• _WORK INSTRUCTIONS_: Your task is to print the material below exactly as presented.

• _STORED DATA_:
-- START --

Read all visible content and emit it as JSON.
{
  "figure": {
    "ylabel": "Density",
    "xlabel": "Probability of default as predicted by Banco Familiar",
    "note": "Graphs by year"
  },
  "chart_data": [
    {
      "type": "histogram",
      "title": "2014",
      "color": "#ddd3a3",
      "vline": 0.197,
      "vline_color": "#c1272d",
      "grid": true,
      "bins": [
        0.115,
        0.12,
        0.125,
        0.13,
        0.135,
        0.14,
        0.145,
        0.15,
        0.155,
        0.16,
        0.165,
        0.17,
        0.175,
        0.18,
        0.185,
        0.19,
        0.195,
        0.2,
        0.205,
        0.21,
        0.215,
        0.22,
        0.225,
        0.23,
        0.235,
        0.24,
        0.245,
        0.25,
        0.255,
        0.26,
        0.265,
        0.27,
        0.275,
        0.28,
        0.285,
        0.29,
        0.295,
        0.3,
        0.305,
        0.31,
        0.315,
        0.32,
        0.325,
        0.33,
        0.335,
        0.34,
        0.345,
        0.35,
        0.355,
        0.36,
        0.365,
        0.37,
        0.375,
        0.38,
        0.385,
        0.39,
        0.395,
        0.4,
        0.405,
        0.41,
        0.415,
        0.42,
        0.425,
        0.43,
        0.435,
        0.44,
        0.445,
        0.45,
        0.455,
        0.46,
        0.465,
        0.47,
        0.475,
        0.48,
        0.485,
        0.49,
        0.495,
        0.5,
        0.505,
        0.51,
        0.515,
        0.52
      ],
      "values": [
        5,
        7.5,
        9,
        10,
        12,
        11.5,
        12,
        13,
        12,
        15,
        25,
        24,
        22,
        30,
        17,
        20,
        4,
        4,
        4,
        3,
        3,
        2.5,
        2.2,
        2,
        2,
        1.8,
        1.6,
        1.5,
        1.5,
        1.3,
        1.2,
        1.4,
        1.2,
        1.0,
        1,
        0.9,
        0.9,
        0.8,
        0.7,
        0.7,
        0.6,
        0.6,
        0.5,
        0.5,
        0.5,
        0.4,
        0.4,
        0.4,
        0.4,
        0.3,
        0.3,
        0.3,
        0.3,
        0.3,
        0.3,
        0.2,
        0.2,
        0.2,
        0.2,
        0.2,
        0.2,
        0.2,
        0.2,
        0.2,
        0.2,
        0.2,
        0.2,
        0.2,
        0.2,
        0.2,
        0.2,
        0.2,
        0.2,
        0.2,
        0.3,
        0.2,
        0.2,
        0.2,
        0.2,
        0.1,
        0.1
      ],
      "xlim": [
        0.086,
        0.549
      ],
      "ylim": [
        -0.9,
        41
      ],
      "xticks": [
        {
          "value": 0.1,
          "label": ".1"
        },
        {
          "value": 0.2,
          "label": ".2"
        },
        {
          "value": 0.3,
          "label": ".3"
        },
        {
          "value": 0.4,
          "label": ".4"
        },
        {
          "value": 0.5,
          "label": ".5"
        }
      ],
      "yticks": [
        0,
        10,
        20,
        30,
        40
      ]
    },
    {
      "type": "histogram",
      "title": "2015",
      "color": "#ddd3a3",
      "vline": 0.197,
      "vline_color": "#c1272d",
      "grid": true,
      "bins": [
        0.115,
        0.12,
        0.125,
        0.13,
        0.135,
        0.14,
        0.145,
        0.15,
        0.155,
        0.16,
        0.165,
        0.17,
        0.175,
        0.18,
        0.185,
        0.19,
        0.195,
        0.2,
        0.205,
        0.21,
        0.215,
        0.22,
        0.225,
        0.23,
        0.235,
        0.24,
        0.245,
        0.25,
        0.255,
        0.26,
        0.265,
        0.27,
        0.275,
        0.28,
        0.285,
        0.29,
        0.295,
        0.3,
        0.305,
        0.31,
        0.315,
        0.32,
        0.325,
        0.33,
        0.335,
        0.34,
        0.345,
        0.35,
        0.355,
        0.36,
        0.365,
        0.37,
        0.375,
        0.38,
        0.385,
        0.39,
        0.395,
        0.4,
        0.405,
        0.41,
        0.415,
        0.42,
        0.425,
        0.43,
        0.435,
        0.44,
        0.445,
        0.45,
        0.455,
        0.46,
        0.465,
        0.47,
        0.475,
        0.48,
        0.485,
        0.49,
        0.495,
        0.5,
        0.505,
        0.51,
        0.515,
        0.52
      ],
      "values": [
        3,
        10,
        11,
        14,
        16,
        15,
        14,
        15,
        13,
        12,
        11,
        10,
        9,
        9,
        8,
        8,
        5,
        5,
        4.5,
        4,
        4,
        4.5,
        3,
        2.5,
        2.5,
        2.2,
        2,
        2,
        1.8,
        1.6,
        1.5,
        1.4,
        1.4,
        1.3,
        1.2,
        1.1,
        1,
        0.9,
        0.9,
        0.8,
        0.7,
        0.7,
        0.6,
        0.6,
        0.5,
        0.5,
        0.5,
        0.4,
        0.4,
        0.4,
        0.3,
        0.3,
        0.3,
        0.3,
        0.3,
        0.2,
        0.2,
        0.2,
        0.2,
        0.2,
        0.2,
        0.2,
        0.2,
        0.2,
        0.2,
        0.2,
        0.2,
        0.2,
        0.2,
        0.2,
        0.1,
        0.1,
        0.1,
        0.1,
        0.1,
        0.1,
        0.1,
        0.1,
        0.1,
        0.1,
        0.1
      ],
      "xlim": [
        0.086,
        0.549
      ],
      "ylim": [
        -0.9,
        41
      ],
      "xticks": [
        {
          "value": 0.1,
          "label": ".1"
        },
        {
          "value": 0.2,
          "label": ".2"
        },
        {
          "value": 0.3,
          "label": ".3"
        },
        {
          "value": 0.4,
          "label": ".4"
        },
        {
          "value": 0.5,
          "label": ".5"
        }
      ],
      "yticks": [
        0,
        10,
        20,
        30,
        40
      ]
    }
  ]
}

-- END --

• _OUTPUT FOR THIS TASK_:
Read all visible content and emit it as JSON.
{
  "figure": {
    "ylabel": "Density",
    "xlabel": "Probability of default as predicted by Banco Familiar",
    "note": "Graphs by year"
  },
  "chart_data": [
    {
      "type": "histogram",
      "title": "2014",
      "color": "#ddd3a3",
      "vline": 0.197,
      "vline_color": "#c1272d",
      "grid": true,
      "bins": [
        0.115,
        0.12,
        0.125,
        0.13,
        0.135,
        0.14,
        0.145,
        0.15,
        0.155,
        0.16,
        0.165,
        0.17,
        0.175,
        0.18,
        0.185,
        0.19,
        0.195,
        0.2,
        0.205,
        0.21,
        0.215,
        0.22,
        0.225,
        0.23,
        0.235,
        0.24,
        0.245,
        0.25,
        0.255,
        0.26,
        0.265,
        0.27,
        0.275,
        0.28,
        0.285,
        0.29,
        0.295,
        0.3,
        0.305,
        0.31,
        0.315,
        0.32,
        0.325,
        0.33,
        0.335,
        0.34,
        0.345,
        0.35,
        0.355,
        0.36,
        0.365,
        0.37,
        0.375,
        0.38,
        0.385,
        0.39,
        0.395,
        0.4,
        0.405,
        0.41,
        0.415,
        0.42,
        0.425,
        0.43,
        0.435,
        0.44,
        0.445,
        0.45,
        0.455,
        0.46,
        0.465,
        0.47,
        0.475,
        0.48,
        0.485,
        0.49,
        0.495,
        0.5,
        0.505,
        0.51,
        0.515,
        0.52
      ],
      "values": [
        5,
        7.5,
        9,
        10,
        12,
        11.5,
        12,
        13,
        12,
        15,
        25,
        24,
        22,
        30,
        17,
        20,
        4,
        4,
        4,
        3,
        3,
        2.5,
        2.2,
        2,
        2,
        1.8,
        1.6,
        1.5,
        1.5,
        1.3,
        1.2,
        1.4,
        1.2,
        1.0,
        1,
        0.9,
        0.9,
        0.8,
        0.7,
        0.7,
        0.6,
        0.6,
        0.5,
        0.5,
        0.5,
        0.4,
        0.4,
        0.4,
        0.4,
        0.3,
        0.3,
        0.3,
        0.3,
        0.3,
        0.3,
        0.2,
        0.2,
        0.2,
        0.2,
        0.2,
        0.2,
        0.2,
        0.2,
        0.2,
        0.2,
        0.2,
        0.2,
        0.2,
        0.2,
        0.2,
        0.2,
        0.2,
        0.2,
        0.2,
        0.3,
        0.2,
        0.2,
        0.2,
        0.2,
        0.1,
        0.1
      ],
      "xlim": [
        0.086,
        0.549
      ],
      "ylim": [
        -0.9,
        41
      ],
      "xticks": [
        {
          "value": 0.1,
          "label": ".1"
        },
        {
          "value": 0.2,
          "label": ".2"
        },
        {
          "value": 0.3,
          "label": ".3"
        },
        {
          "value": 0.4,
          "label": ".4"
        },
        {
          "value": 0.5,
          "label": ".5"
        }
      ],
      "yticks": [
        0,
        10,
        20,
        30,
        40
      ]
    },
    {
      "type": "histogram",
      "title": "2015",
      "color": "#ddd3a3",
      "vline": 0.197,
      "vline_color": "#c1272d",
      "grid": true,
      "bins": [
        0.115,
        0.12,
        0.125,
        0.13,
        0.135,
        0.14,
        0.145,
        0.15,
        0.155,
        0.16,
        0.165,
        0.17,
        0.175,
        0.18,
        0.185,
        0.19,
        0.195,
        0.2,
        0.205,
        0.21,
        0.215,
        0.22,
        0.225,
        0.23,
        0.235,
        0.24,
        0.245,
        0.25,
        0.255,
        0.26,
        0.265,
        0.27,
        0.275,
        0.28,
        0.285,
        0.29,
        0.295,
        0.3,
        0.305,
        0.31,
        0.315,
        0.32,
        0.325,
        0.33,
        0.335,
        0.34,
        0.345,
        0.35,
        0.355,
        0.36,
        0.365,
        0.37,
        0.375,
        0.38,
        0.385,
        0.39,
        0.395,
        0.4,
        0.405,
        0.41,
        0.415,
        0.42,
        0.425,
        0.43,
        0.435,
        0.44,
        0.445,
        0.45,
        0.455,
        0.46,
        0.465,
        0.47,
        0.475,
        0.48,
        0.485,
        0.49,
        0.495,
        0.5,
        0.505,
        0.51,
        0.515,
        0.52
      ],
      "values": [
        3,
        10,
        11,
        14,
        16,
        15,
        14,
        15,
        13,
        12,
        11,
        10,
        9,
        9,
        8,
        8,
        5,
        5,
        4.5,
        4,
        4,
        4.5,
        3,
        2.5,
        2.5,
        2.2,
        2,
        2,
        1.8,
        1.6,
        1.5,
        1.4,
        1.4,
        1.3,
        1.2,
        1.1,
        1,
        0.9,
        0.9,
        0.8,
        0.7,
        0.7,
        0.6,
        0.6,
        0.5,
        0.5,
        0.5,
        0.4,
        0.4,
        0.4,
        0.3,
        0.3,
        0.3,
        0.3,
        0.3,
        0.2,
        0.2,
        0.2,
        0.2,
        0.2,
        0.2,
        0.2,
        0.2,
        0.2,
        0.2,
        0.2,
        0.2,
        0.2,
        0.2,
        0.2,
        0.1,
        0.1,
        0.1,
        0.1,
        0.1,
        0.1,
        0.1,
        0.1,
        0.1,
        0.1,
        0.1
      ],
      "xlim": [
        0.086,
        0.549
      ],
      "ylim": [
        -0.9,
        41
      ],
      "xticks": [
        {
          "value": 0.1,
          "label": ".1"
        },
        {
          "value": 0.2,
          "label": ".2"
        },
        {
          "value": 0.3,
          "label": ".3"
        },
        {
          "value": 0.4,
          "label": ".4"
        },
        {
          "value": 0.5,
          "label": ".5"
        }
      ],
      "yticks": [
        0,
        10,
        20,
        30,
        40
      ]
    }
  ]
}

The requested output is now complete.